**TASK OBJECTIVE:** All of the data below should be written out exactly.

**DATA SECTION:**
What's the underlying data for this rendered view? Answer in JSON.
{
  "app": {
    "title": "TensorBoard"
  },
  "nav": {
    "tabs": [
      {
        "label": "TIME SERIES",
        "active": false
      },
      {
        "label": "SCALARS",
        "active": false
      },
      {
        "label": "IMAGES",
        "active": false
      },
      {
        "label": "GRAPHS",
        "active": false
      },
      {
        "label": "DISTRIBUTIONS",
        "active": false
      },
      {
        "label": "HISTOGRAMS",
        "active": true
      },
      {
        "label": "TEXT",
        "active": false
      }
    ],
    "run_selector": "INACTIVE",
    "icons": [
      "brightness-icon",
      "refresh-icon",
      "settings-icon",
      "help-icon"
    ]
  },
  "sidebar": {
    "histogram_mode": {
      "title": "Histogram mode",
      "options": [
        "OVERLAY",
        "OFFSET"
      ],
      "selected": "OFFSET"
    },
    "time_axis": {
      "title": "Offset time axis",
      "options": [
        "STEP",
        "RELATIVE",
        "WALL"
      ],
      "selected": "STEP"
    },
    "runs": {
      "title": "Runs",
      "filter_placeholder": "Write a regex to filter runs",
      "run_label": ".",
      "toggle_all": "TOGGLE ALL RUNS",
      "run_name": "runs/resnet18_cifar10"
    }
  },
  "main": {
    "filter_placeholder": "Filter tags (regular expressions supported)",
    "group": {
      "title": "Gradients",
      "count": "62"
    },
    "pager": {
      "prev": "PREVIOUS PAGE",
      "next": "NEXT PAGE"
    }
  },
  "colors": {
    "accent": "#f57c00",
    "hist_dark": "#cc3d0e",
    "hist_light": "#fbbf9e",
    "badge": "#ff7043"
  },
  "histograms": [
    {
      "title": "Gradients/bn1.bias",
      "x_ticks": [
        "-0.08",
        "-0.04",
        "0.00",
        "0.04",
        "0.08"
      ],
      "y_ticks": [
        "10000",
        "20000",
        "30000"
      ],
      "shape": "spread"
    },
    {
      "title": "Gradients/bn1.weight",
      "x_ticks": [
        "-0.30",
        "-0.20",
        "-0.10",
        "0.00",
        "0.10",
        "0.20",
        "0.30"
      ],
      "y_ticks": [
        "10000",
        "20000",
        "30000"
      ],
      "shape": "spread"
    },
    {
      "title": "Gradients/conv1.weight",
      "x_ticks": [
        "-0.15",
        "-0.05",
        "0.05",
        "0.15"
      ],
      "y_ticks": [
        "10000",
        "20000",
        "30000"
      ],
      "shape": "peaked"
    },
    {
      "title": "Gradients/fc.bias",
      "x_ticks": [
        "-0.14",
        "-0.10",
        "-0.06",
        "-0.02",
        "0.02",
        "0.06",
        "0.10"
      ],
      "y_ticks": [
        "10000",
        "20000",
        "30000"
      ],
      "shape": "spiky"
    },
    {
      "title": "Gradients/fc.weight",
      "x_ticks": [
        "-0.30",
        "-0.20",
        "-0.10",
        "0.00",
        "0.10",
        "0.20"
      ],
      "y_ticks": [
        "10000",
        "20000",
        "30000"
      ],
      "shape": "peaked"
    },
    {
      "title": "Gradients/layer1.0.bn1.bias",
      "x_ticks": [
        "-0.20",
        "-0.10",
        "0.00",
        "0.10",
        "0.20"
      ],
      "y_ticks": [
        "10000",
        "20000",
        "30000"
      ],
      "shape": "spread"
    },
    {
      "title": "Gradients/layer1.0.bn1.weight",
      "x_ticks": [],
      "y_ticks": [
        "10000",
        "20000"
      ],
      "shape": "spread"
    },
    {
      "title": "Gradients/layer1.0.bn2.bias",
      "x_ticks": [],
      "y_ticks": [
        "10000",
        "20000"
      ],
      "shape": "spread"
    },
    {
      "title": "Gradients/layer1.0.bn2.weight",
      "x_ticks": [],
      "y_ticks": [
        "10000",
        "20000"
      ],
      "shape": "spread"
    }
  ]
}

**ANSWER TO THE TASK:**
What's the underlying data for this rendered view? Answer in JSON.
{
  "app": {
    "title": "TensorBoard"
  },
  "nav": {
    "tabs": [
      {
        "label": "TIME SERIES",
        "active": false
      },
      {
        "label": "SCALARS",
        "active": false
      },
      {
        "label": "IMAGES",
        "active": false
      },
      {
        "label": "GRAPHS",
        "active": false
      },
      {
        "label": "DISTRIBUTIONS",
        "active": false
      },
      {
        "label": "HISTOGRAMS",
        "active": true
      },
      {
        "label": "TEXT",
        "active": false
      }
    ],
    "run_selector": "INACTIVE",
    "icons": [
      "brightness-icon",
      "refresh-icon",
      "settings-icon",
      "help-icon"
    ]
  },
  "sidebar": {
    "histogram_mode": {
      "title": "Histogram mode",
      "options": [
        "OVERLAY",
        "OFFSET"
      ],
      "selected": "OFFSET"
    },
    "time_axis": {
      "title": "Offset time axis",
      "options": [
        "STEP",
        "RELATIVE",
        "WALL"
      ],
      "selected": "STEP"
    },
    "runs": {
      "title": "Runs",
      "filter_placeholder": "Write a regex to filter runs",
      "run_label": ".",
      "toggle_all": "TOGGLE ALL RUNS",
      "run_name": "runs/resnet18_cifar10"
    }
  },
  "main": {
    "filter_placeholder": "Filter tags (regular expressions supported)",
    "group": {
      "title": "Gradients",
      "count": "62"
    },
    "pager": {
      "prev": "PREVIOUS PAGE",
      "next": "NEXT PAGE"
    }
  },
  "colors": {
    "accent": "#f57c00",
    "hist_dark": "#cc3d0e",
    "hist_light": "#fbbf9e",
    "badge": "#ff7043"
  },
  "histograms": [
    {
      "title": "Gradients/bn1.bias",
      "x_ticks": [
        "-0.08",
        "-0.04",
        "0.00",
        "0.04",
        "0.08"
      ],
      "y_ticks": [
        "10000",
        "20000",
        "30000"
      ],
      "shape": "spread"
    },
    {
      "title": "Gradients/bn1.weight",
      "x_ticks": [
        "-0.30",
        "-0.20",
        "-0.10",
        "0.00",
        "0.10",
        "0.20",
        "0.30"
      ],
      "y_ticks": [
        "10000",
        "20000",
        "30000"
      ],
      "shape": "spread"
    },
    {
      "title": "Gradients/conv1.weight",
      "x_ticks": [
        "-0.15",
        "-0.05",
        "0.05",
        "0.15"
      ],
      "y_ticks": [
        "10000",
        "20000",
        "30000"
      ],
      "shape": "peaked"
    },
    {
      "title": "Gradients/fc.bias",
      "x_ticks": [
        "-0.14",
        "-0.10",
        "-0.06",
        "-0.02",
        "0.02",
        "0.06",
        "0.10"
      ],
      "y_ticks": [
        "10000",
        "20000",
        "30000"
      ],
      "shape": "spiky"
    },
    {
      "title": "Gradients/fc.weight",
      "x_ticks": [
        "-0.30",
        "-0.20",
        "-0.10",
        "0.00",
        "0.10",
        "0.20"
      ],
      "y_ticks": [
        "10000",
        "20000",
        "30000"
      ],
      "shape": "peaked"
    },
    {
      "title": "Gradients/layer1.0.bn1.bias",
      "x_ticks": [
        "-0.20",
        "-0.10",
        "0.00",
        "0.10",
        "0.20"
      ],
      "y_ticks": [
        "10000",
        "20000",
        "30000"
      ],
      "shape": "spread"
    },
    {
      "title": "Gradients/layer1.0.bn1.weight",
      "x_ticks": [],
      "y_ticks": [
        "10000",
        "20000"
      ],
      "shape": "spread"
    },
    {
      "title": "Gradients/layer1.0.bn2.bias",
      "x_ticks": [],
      "y_ticks": [
        "10000",
        "20000"
      ],
      "shape": "spread"
    },
    {
      "title": "Gradients/layer1.0.bn2.weight",
      "x_ticks": [],
      "y_ticks": [
        "10000",
        "20000"
      ],
      "shape": "spread"
    }
  ]
}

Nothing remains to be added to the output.